#### Your task
Look through the data below. Collect every line where the word "прилагаемых" occurs.

#### Stored records
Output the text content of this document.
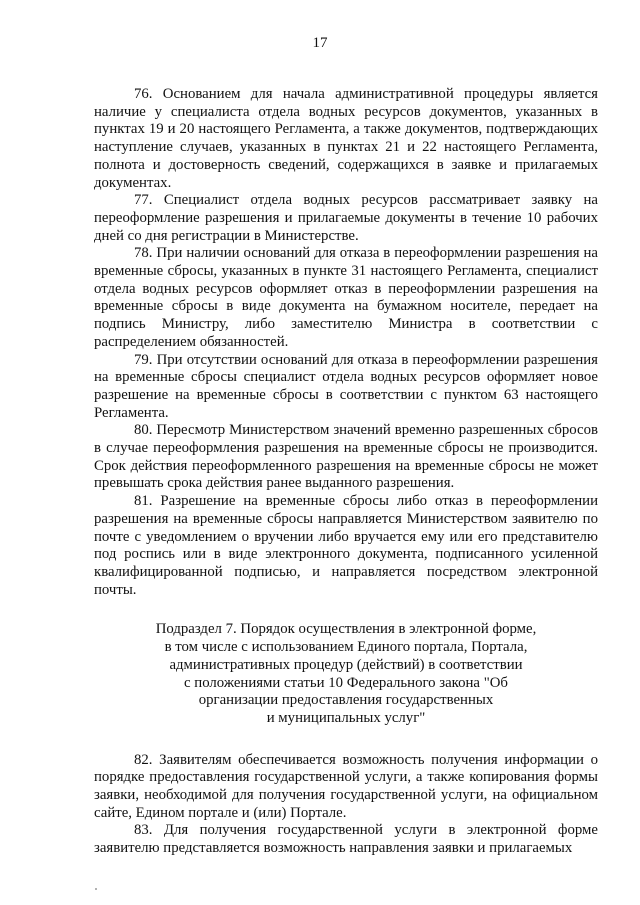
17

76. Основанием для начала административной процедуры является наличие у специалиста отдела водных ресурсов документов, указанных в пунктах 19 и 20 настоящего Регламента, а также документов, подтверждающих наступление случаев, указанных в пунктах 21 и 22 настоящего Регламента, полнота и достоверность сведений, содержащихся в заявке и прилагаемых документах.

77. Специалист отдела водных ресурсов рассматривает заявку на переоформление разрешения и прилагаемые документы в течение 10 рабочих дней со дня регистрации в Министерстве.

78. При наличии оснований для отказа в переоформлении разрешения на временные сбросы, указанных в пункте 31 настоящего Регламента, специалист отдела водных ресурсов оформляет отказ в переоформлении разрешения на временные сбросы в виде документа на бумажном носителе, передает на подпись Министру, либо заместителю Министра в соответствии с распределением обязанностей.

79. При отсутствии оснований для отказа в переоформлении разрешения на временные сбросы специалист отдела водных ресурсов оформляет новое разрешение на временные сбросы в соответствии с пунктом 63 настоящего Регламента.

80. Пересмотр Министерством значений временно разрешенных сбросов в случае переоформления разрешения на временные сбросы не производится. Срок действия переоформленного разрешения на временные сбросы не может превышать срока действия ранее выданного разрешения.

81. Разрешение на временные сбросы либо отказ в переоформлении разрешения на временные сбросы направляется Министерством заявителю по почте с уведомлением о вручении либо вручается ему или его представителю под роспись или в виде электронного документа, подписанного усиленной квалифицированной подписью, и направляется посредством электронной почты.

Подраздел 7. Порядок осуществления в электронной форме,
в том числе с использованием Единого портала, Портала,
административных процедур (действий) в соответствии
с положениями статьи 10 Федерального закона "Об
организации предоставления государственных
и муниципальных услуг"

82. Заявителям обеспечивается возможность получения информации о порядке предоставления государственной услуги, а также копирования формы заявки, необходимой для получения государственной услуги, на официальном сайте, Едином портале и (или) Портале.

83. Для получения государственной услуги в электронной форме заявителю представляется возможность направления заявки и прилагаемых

* * *

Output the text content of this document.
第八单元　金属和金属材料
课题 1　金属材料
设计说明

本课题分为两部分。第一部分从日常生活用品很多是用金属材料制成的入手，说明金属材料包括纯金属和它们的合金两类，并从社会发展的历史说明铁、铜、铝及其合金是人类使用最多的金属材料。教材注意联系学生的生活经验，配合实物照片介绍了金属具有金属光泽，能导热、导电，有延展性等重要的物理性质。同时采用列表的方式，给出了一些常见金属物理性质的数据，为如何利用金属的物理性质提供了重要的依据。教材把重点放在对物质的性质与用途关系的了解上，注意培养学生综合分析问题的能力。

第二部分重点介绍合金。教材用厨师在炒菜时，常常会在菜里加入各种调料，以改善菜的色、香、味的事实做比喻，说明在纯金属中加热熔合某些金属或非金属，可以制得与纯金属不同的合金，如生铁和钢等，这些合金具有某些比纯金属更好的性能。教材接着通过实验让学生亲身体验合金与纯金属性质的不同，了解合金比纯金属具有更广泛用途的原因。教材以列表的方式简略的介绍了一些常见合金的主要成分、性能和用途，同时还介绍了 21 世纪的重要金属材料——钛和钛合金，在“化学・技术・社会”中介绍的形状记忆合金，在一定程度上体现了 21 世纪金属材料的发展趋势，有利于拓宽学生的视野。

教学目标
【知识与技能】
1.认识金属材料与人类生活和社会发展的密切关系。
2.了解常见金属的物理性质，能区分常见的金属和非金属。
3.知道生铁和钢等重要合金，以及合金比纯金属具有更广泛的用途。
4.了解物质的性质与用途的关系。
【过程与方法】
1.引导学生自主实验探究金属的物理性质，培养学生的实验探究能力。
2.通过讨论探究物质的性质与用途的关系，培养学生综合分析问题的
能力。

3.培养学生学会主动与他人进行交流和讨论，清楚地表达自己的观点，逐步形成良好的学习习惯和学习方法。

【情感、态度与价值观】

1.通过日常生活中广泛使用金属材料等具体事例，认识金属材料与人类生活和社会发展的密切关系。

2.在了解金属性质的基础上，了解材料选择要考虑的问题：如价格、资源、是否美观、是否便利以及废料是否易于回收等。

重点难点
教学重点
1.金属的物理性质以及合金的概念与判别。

#### Solution to the exercise
76. Основанием для начала административной процедуры является наличие у специалиста отдела водных ресурсов документов, указанных в пунктах 19 и 20 настоящего Регламента, а также документов, подтверждающих наступление случаев, указанных в пунктах 21 и 22 настоящего Регламента, полнота и достоверность сведений, содержащихся в заявке и прилагаемых документах.
83. Для получения государственной услуги в электронной форме заявителю представляется возможность направления заявки и прилагаемых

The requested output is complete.